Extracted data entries

--- Begin ---

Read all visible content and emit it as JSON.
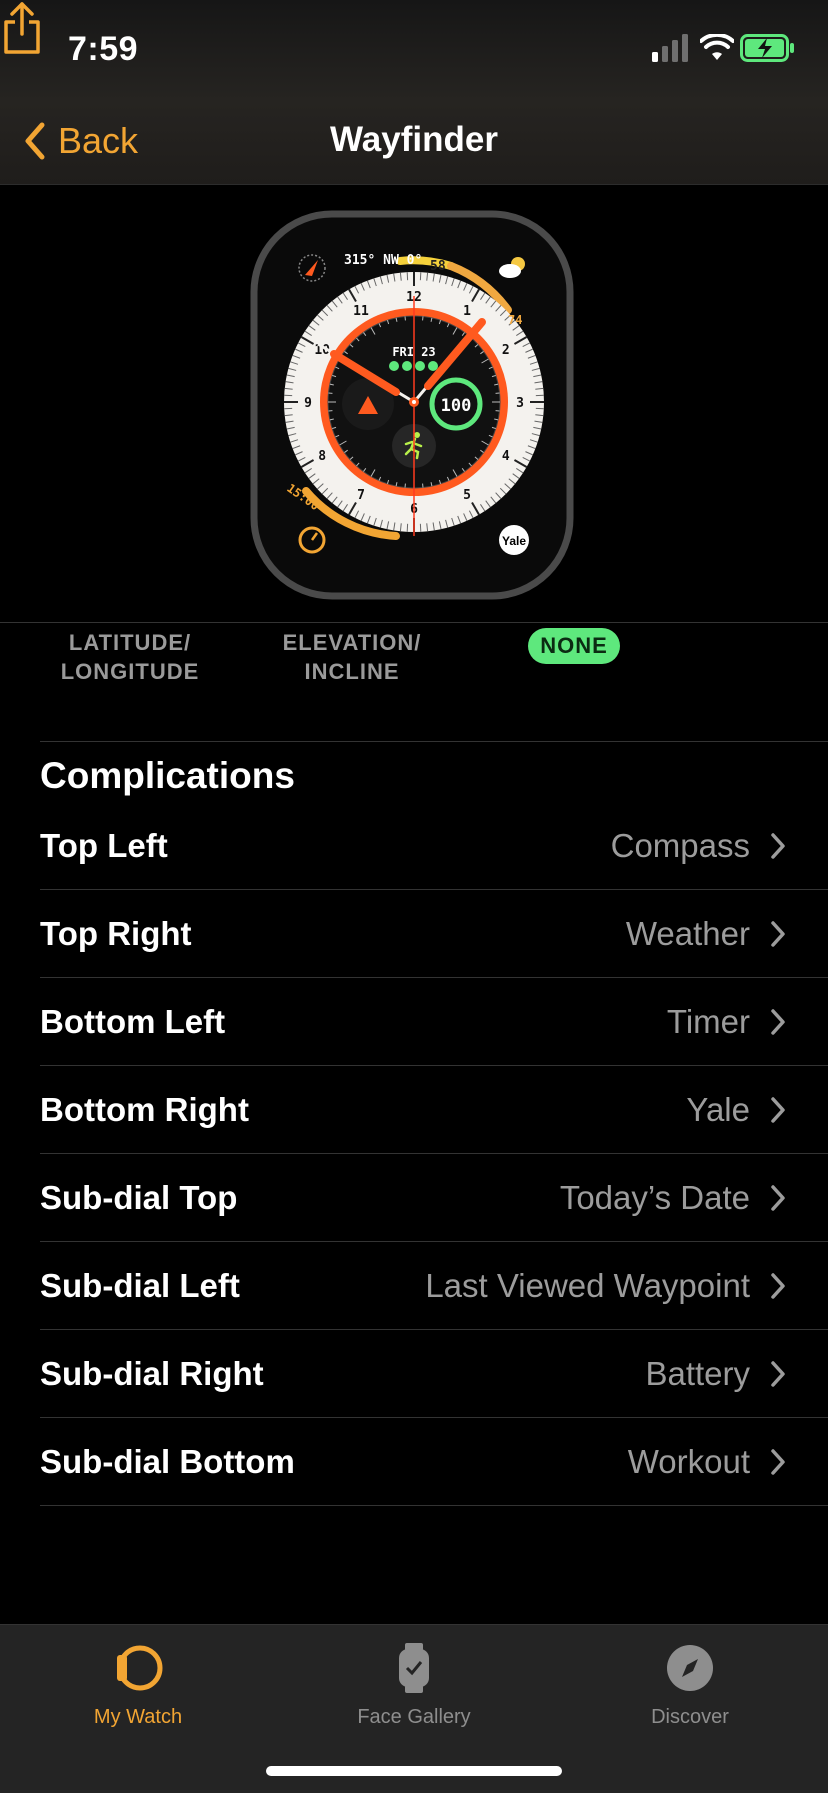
{
  "status_bar": {
    "time": "7:59"
  },
  "nav": {
    "back_label": "Back",
    "title": "Wayfinder"
  },
  "watch_face": {
    "compass_bezel": "315° NW 0°",
    "weather_temp": "58",
    "weather_high": "74",
    "day_date": "FRI 23",
    "battery": "100",
    "timer_value": "15:00",
    "bottom_right_app": "Yale",
    "hour_numbers": [
      "12",
      "1",
      "2",
      "3",
      "4",
      "5",
      "6",
      "7",
      "8",
      "9",
      "10",
      "11"
    ]
  },
  "face_tabs": [
    {
      "label": "LATITUDE/\nLONGITUDE"
    },
    {
      "label": "ELEVATION/\nINCLINE"
    },
    {
      "label": "NONE",
      "selected": true
    }
  ],
  "complications": {
    "title": "Complications",
    "items": [
      {
        "label": "Top Left",
        "value": "Compass"
      },
      {
        "label": "Top Right",
        "value": "Weather"
      },
      {
        "label": "Bottom Left",
        "value": "Timer"
      },
      {
        "label": "Bottom Right",
        "value": "Yale"
      },
      {
        "label": "Sub-dial Top",
        "value": "Today’s Date"
      },
      {
        "label": "Sub-dial Left",
        "value": "Last Viewed Waypoint"
      },
      {
        "label": "Sub-dial Right",
        "value": "Battery"
      },
      {
        "label": "Sub-dial Bottom",
        "value": "Workout"
      }
    ]
  },
  "tab_bar": {
    "items": [
      {
        "label": "My Watch",
        "active": true,
        "icon": "my-watch-icon"
      },
      {
        "label": "Face Gallery",
        "active": false,
        "icon": "face-gallery-icon"
      },
      {
        "label": "Discover",
        "active": false,
        "icon": "discover-icon"
      }
    ]
  },
  "colors": {
    "accent": "#f2a533",
    "selected_tab": "#5ee87d",
    "face_orange": "#ff5a1f"
  }
}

--- End ---

■ Instructions to follow
Quote the listing above in full, except for the pictures.

■ Reply
Read all visible content and emit it as JSON.
{
  "status_bar": {
    "time": "7:59"
  },
  "nav": {
    "back_label": "Back",
    "title": "Wayfinder"
  },
  "watch_face": {
    "compass_bezel": "315° NW 0°",
    "weather_temp": "58",
    "weather_high": "74",
    "day_date": "FRI 23",
    "battery": "100",
    "timer_value": "15:00",
    "bottom_right_app": "Yale",
    "hour_numbers": [
      "12",
      "1",
      "2",
      "3",
      "4",
      "5",
      "6",
      "7",
      "8",
      "9",
      "10",
      "11"
    ]
  },
  "face_tabs": [
    {
      "label": "LATITUDE/\nLONGITUDE"
    },
    {
      "label": "ELEVATION/\nINCLINE"
    },
    {
      "label": "NONE",
      "selected": true
    }
  ],
  "complications": {
    "title": "Complications",
    "items": [
      {
        "label": "Top Left",
        "value": "Compass"
      },
      {
        "label": "Top Right",
        "value": "Weather"
      },
      {
        "label": "Bottom Left",
        "value": "Timer"
      },
      {
        "label": "Bottom Right",
        "value": "Yale"
      },
      {
        "label": "Sub-dial Top",
        "value": "Today’s Date"
      },
      {
        "label": "Sub-dial Left",
        "value": "Last Viewed Waypoint"
      },
      {
        "label": "Sub-dial Right",
        "value": "Battery"
      },
      {
        "label": "Sub-dial Bottom",
        "value": "Workout"
      }
    ]
  },
  "tab_bar": {
    "items": [
      {
        "label": "My Watch",
        "active": true,
        "icon": "my-watch-icon"
      },
      {
        "label": "Face Gallery",
        "active": false,
        "icon": "face-gallery-icon"
      },
      {
        "label": "Discover",
        "active": false,
        "icon": "discover-icon"
      }
    ]
  },
  "colors": {
    "accent": "#f2a533",
    "selected_tab": "#5ee87d",
    "face_orange": "#ff5a1f"
  }
}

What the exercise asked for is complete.